Stored items:
§ §
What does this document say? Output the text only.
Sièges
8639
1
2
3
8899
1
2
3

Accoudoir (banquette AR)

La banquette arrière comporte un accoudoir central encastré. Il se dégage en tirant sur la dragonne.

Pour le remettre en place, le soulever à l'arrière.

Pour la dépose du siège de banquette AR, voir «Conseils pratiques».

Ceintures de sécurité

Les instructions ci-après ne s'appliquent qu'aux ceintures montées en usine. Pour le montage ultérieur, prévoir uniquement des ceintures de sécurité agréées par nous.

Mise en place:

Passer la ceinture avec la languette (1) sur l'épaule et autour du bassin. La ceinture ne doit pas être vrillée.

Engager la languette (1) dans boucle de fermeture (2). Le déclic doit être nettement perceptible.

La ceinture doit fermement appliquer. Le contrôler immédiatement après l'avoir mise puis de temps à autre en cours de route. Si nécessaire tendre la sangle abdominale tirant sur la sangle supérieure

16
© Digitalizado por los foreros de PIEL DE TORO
§ §
### The request
Look back over the material above and state how many lines hold the word "doit". Write the number and nothing else.

### Output for this task
3